─── Input records

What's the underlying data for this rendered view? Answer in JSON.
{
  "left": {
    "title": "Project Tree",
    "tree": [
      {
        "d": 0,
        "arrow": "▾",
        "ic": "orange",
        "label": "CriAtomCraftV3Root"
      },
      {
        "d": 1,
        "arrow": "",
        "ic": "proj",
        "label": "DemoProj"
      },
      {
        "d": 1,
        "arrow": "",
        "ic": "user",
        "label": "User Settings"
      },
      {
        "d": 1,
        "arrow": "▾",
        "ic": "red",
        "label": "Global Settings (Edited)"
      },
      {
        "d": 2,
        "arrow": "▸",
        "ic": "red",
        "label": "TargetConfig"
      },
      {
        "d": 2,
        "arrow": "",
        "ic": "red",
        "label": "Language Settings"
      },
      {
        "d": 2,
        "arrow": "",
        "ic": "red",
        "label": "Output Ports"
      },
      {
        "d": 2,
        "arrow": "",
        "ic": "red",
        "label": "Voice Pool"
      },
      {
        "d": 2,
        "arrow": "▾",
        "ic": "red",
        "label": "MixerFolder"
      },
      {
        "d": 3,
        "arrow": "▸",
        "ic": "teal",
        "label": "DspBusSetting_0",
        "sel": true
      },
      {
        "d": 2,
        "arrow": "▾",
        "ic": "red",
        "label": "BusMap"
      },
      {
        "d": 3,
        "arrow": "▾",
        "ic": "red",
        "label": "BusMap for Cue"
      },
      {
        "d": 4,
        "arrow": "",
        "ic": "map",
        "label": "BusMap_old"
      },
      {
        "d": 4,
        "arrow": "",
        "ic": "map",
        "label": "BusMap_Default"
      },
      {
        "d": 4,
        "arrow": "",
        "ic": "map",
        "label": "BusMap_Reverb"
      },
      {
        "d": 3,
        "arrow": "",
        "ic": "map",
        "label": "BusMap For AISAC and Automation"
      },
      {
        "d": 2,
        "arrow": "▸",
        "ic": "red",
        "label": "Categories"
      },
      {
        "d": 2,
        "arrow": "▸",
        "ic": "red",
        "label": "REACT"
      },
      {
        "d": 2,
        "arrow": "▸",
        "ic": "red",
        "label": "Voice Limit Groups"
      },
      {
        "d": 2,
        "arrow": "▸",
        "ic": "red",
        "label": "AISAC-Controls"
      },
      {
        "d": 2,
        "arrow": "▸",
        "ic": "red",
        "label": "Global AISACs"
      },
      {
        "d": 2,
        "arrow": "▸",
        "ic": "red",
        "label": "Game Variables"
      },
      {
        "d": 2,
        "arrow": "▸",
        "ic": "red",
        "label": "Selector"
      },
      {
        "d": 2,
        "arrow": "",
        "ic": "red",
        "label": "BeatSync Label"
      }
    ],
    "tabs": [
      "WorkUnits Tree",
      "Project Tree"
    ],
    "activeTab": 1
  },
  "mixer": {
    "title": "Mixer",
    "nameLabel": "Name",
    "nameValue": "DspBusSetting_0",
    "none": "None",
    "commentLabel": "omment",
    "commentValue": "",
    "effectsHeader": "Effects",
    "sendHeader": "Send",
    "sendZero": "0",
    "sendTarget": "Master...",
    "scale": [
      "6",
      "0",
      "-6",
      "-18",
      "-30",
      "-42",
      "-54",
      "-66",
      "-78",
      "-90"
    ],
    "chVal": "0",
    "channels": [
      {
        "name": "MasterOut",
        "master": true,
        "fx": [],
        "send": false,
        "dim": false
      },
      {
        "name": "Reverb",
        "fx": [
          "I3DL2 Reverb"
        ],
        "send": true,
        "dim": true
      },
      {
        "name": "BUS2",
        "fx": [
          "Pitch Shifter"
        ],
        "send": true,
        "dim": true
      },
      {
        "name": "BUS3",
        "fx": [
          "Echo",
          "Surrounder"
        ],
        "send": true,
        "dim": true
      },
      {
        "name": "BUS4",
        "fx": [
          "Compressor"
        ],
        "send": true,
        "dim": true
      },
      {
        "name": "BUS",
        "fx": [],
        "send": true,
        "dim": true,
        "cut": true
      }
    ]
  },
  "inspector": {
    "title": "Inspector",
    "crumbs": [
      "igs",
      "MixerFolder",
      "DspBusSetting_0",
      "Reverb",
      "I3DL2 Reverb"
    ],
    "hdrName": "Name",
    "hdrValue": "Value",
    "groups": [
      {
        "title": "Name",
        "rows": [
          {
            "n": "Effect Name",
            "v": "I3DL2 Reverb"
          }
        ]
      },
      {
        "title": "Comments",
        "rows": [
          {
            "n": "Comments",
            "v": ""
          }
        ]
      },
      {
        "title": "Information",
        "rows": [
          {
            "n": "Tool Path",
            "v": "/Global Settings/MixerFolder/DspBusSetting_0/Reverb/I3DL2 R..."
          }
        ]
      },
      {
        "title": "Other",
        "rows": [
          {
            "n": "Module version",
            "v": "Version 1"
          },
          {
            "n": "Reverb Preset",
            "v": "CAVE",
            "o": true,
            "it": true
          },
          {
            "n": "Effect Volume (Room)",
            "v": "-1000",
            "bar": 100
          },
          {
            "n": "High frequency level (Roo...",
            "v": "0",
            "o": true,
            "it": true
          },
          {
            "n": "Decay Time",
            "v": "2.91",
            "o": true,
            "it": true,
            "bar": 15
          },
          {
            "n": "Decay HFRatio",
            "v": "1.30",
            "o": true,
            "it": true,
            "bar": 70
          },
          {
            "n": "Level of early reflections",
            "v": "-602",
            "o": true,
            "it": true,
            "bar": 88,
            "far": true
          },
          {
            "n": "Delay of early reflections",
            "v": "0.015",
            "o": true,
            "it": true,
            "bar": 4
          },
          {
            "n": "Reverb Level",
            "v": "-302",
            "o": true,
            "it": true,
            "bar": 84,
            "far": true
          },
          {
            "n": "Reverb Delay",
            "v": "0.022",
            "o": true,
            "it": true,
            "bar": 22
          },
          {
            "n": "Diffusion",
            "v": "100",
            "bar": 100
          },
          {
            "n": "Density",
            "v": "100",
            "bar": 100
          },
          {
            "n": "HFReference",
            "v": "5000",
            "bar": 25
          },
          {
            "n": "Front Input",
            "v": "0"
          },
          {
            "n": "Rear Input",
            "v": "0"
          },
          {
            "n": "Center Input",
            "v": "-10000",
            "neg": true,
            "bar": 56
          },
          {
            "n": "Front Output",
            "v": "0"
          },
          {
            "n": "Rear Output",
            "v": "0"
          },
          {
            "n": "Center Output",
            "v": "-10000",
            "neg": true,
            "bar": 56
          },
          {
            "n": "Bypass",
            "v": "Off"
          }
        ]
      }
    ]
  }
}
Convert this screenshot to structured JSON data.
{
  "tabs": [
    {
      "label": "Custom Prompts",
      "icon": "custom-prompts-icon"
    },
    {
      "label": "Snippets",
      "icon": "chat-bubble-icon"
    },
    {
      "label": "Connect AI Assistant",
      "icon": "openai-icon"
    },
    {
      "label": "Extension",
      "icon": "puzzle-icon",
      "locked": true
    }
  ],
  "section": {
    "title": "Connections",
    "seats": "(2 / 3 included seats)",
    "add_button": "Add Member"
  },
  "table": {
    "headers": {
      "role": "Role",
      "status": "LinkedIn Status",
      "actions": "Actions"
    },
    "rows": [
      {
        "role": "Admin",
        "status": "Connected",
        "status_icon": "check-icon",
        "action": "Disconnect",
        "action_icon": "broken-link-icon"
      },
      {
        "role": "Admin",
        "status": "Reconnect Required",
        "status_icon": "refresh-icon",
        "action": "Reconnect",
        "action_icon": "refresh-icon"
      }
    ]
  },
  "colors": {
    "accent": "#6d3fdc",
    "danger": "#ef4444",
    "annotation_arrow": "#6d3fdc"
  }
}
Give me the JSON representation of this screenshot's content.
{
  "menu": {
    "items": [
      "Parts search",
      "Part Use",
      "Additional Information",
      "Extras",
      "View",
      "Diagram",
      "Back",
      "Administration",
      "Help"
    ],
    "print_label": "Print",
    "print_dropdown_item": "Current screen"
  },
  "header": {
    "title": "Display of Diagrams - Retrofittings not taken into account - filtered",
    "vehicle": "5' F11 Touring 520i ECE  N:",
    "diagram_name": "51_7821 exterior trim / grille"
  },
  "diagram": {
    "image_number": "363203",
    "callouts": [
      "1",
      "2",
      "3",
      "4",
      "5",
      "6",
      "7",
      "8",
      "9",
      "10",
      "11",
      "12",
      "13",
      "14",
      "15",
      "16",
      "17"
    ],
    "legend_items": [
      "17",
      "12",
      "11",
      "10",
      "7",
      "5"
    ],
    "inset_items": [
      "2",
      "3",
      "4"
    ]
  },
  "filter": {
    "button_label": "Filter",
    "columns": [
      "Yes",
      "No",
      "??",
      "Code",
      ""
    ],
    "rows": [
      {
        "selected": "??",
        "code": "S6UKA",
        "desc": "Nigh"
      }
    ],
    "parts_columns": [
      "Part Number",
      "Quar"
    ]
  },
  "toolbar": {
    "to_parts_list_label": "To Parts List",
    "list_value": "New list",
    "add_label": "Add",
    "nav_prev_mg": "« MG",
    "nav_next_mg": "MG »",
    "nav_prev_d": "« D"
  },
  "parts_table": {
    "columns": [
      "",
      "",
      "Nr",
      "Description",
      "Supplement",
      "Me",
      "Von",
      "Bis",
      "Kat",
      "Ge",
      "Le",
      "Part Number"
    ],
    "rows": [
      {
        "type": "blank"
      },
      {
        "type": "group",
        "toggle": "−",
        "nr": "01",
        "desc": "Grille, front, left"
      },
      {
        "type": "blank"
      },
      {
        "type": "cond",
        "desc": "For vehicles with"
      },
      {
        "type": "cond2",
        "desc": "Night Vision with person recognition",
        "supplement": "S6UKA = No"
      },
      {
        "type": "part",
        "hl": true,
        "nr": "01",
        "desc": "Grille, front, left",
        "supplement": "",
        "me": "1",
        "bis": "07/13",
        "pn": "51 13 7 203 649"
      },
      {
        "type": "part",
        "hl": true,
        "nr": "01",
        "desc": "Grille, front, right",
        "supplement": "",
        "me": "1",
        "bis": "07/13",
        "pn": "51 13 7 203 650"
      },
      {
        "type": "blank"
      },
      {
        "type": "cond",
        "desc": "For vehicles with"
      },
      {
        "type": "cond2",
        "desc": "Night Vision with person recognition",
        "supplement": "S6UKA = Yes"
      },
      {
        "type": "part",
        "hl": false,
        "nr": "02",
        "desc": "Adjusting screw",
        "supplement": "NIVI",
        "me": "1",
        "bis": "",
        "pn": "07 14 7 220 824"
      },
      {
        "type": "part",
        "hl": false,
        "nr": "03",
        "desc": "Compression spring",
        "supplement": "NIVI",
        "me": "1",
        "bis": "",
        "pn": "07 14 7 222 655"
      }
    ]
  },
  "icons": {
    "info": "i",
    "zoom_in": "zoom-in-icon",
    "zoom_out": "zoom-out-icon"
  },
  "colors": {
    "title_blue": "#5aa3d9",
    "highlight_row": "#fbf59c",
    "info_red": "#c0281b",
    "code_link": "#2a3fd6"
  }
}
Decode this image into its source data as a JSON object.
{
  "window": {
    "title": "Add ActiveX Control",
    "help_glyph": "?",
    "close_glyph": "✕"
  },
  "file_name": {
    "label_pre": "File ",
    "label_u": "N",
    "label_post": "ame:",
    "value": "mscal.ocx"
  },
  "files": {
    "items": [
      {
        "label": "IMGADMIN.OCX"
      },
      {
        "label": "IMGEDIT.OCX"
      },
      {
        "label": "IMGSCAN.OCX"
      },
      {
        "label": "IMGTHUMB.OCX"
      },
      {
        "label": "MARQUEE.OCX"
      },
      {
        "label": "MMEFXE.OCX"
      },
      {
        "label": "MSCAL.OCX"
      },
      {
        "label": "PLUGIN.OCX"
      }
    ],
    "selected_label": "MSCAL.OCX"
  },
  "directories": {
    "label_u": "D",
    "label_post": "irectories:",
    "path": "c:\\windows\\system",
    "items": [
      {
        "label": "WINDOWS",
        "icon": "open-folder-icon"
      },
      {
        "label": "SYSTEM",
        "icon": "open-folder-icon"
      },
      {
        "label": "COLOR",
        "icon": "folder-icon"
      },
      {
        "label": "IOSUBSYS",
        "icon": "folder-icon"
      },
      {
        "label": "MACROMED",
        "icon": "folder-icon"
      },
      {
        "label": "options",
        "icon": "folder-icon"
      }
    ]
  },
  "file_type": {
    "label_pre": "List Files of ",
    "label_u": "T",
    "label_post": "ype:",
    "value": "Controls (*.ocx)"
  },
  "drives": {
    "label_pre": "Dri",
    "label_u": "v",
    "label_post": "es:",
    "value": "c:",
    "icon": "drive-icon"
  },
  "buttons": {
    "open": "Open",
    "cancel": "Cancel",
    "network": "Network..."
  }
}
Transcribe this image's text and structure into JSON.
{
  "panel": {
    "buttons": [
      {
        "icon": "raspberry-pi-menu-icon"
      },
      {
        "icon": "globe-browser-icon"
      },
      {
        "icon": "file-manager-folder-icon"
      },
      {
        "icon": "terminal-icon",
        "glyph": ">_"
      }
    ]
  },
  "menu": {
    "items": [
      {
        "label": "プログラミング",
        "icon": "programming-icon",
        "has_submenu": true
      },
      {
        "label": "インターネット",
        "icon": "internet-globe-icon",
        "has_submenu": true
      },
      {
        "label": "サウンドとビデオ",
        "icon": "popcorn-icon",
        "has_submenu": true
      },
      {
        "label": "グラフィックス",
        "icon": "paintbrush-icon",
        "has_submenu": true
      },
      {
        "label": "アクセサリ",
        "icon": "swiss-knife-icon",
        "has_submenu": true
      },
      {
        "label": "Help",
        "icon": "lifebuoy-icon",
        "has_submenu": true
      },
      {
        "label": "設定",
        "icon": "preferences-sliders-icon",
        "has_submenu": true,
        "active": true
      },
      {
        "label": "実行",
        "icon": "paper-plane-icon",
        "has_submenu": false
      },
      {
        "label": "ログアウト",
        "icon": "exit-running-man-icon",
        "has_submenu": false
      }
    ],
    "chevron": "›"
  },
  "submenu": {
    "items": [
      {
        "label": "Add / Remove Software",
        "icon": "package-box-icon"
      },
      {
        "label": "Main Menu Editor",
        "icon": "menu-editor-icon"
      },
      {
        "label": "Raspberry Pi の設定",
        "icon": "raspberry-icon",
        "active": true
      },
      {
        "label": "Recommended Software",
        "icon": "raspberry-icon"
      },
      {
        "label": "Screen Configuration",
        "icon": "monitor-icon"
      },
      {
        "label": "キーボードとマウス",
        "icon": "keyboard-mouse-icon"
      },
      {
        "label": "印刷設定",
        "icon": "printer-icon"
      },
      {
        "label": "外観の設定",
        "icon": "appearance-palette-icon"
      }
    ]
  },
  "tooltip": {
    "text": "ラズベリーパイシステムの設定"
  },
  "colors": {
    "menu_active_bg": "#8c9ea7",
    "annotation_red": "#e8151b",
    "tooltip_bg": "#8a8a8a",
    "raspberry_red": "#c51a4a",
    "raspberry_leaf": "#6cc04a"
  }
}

──────

**What you have to do:** Count every line of the material above that holds the string "this", then state only the total.

**Solution:** 5